> _PROBLEM REQUIREMENTS_: Update the entries below by replacing "screenshot" with "image" and keeping everything else as it is. Leave the pictures out of your answer.

> _EXERCISE INPUT_:
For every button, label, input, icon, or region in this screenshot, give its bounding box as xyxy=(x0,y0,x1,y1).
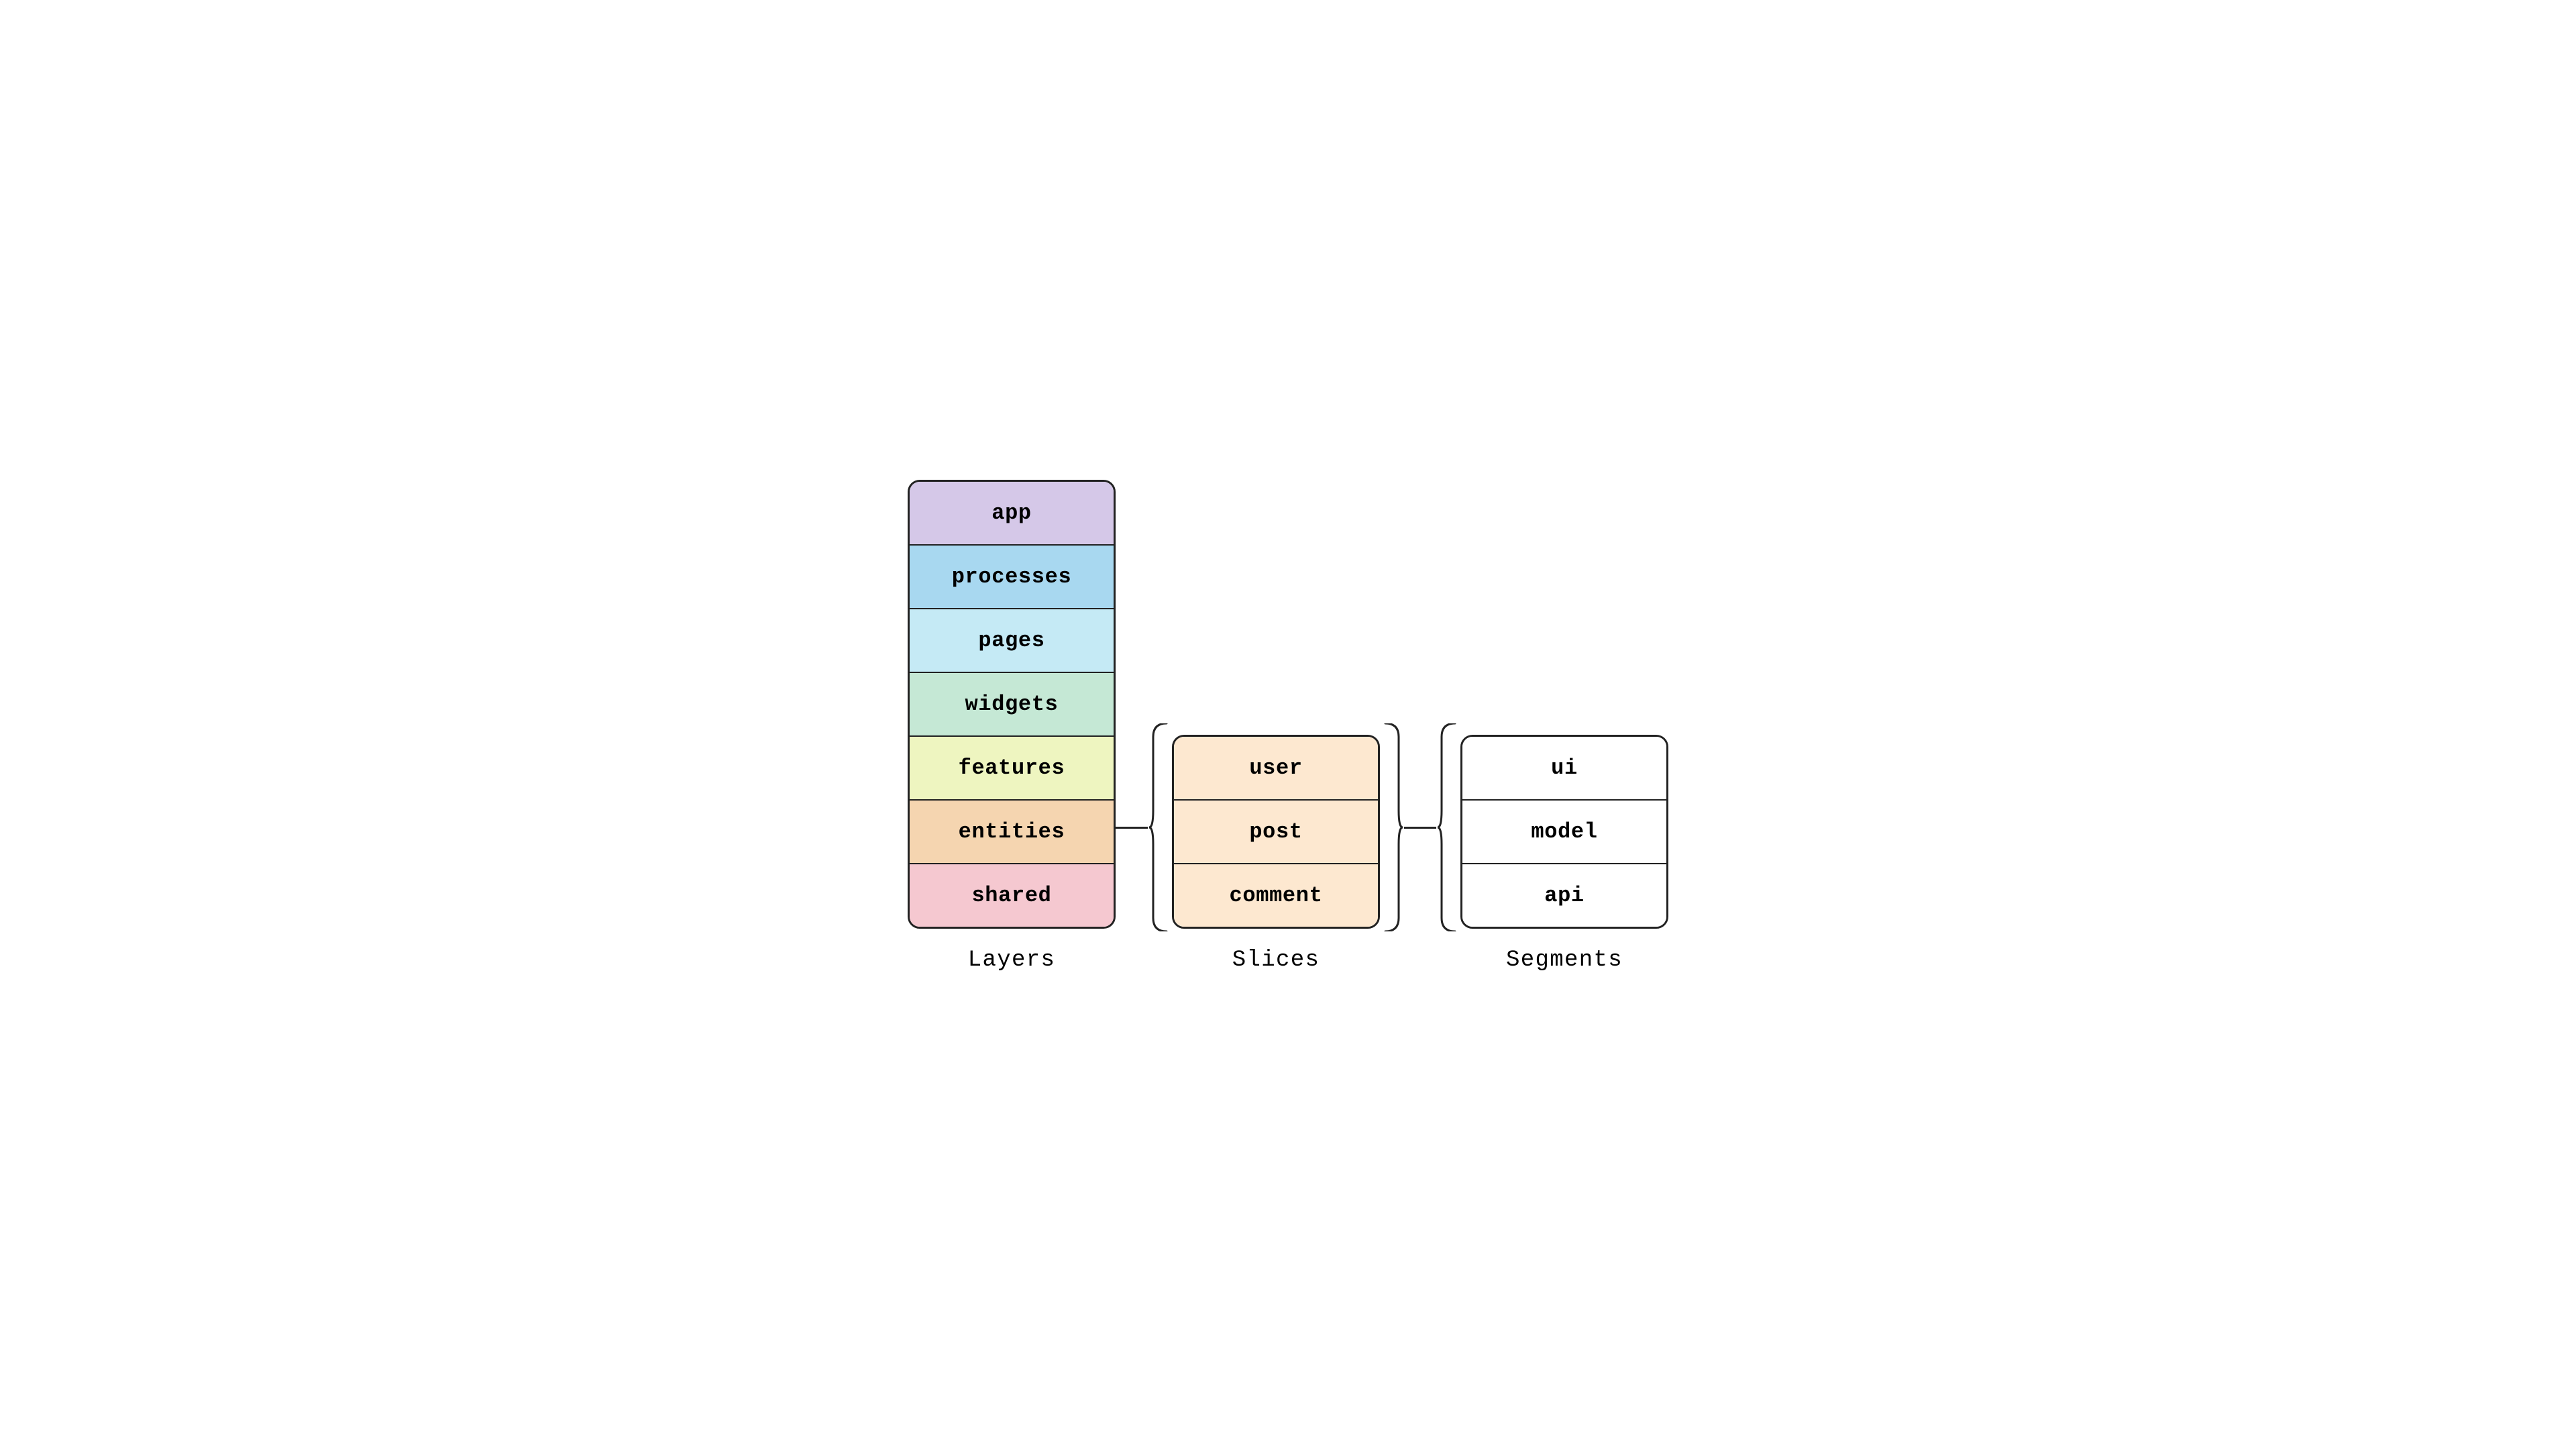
layers-label: Layers xyxy=(968,948,1056,973)
segment-api: api xyxy=(1462,864,1666,927)
slices-to-segments-connector xyxy=(1380,723,1460,931)
segments-stack: ui model api xyxy=(1460,735,1668,929)
layers-to-slices-connector xyxy=(1116,461,1172,931)
slices-stack: user post comment xyxy=(1172,735,1380,929)
layer-app: app xyxy=(910,482,1114,546)
segments-column: ui model api Segments xyxy=(1460,735,1668,973)
layers-column: app processes pages widgets features ent… xyxy=(908,480,1116,973)
slices-column: user post comment Slices xyxy=(1172,735,1380,973)
h-line-left xyxy=(1116,827,1148,829)
layer-processes: processes xyxy=(910,546,1114,609)
right-brace-svg xyxy=(1380,723,1404,931)
layer-entities: entities xyxy=(910,801,1114,864)
layers-stack: app processes pages widgets features ent… xyxy=(908,480,1116,929)
segment-ui: ui xyxy=(1462,737,1666,801)
left-brace-segments-svg xyxy=(1436,723,1460,931)
left-brace-svg xyxy=(1148,723,1172,931)
segments-label: Segments xyxy=(1506,948,1623,973)
layer-pages: pages xyxy=(910,609,1114,673)
layer-widgets: widgets xyxy=(910,673,1114,737)
slice-comment: comment xyxy=(1174,864,1378,927)
layer-features: features xyxy=(910,737,1114,801)
h-line-mid xyxy=(1404,827,1436,829)
slice-user: user xyxy=(1174,737,1378,801)
slice-post: post xyxy=(1174,801,1378,864)
main-layout: app processes pages widgets features ent… xyxy=(908,461,1668,973)
segment-model: model xyxy=(1462,801,1666,864)
diagram-container: app processes pages widgets features ent… xyxy=(854,421,1722,1013)
slices-label: Slices xyxy=(1232,948,1320,973)
layer-shared: shared xyxy=(910,864,1114,927)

> _RESPONSE FOR THIS EXERCISE_:
For every button, label, input, icon, or region in this image, give its bounding box as xyxy=(x0,y0,x1,y1).
layers-label: Layers xyxy=(968,948,1056,973)
segment-api: api xyxy=(1462,864,1666,927)
slices-to-segments-connector xyxy=(1380,723,1460,931)
segments-stack: ui model api xyxy=(1460,735,1668,929)
layers-to-slices-connector xyxy=(1116,461,1172,931)
slices-stack: user post comment xyxy=(1172,735,1380,929)
layer-app: app xyxy=(910,482,1114,546)
segments-column: ui model api Segments xyxy=(1460,735,1668,973)
layers-column: app processes pages widgets features ent… xyxy=(908,480,1116,973)
slices-column: user post comment Slices xyxy=(1172,735,1380,973)
h-line-left xyxy=(1116,827,1148,829)
layer-processes: processes xyxy=(910,546,1114,609)
right-brace-svg xyxy=(1380,723,1404,931)
layer-entities: entities xyxy=(910,801,1114,864)
layers-stack: app processes pages widgets features ent… xyxy=(908,480,1116,929)
segment-ui: ui xyxy=(1462,737,1666,801)
left-brace-segments-svg xyxy=(1436,723,1460,931)
left-brace-svg xyxy=(1148,723,1172,931)
segments-label: Segments xyxy=(1506,948,1623,973)
layer-pages: pages xyxy=(910,609,1114,673)
layer-widgets: widgets xyxy=(910,673,1114,737)
slice-comment: comment xyxy=(1174,864,1378,927)
layer-features: features xyxy=(910,737,1114,801)
h-line-mid xyxy=(1404,827,1436,829)
slice-user: user xyxy=(1174,737,1378,801)
slice-post: post xyxy=(1174,801,1378,864)
main-layout: app processes pages widgets features ent… xyxy=(908,461,1668,973)
segment-model: model xyxy=(1462,801,1666,864)
diagram-container: app processes pages widgets features ent… xyxy=(854,421,1722,1013)
slices-label: Slices xyxy=(1232,948,1320,973)
layer-shared: shared xyxy=(910,864,1114,927)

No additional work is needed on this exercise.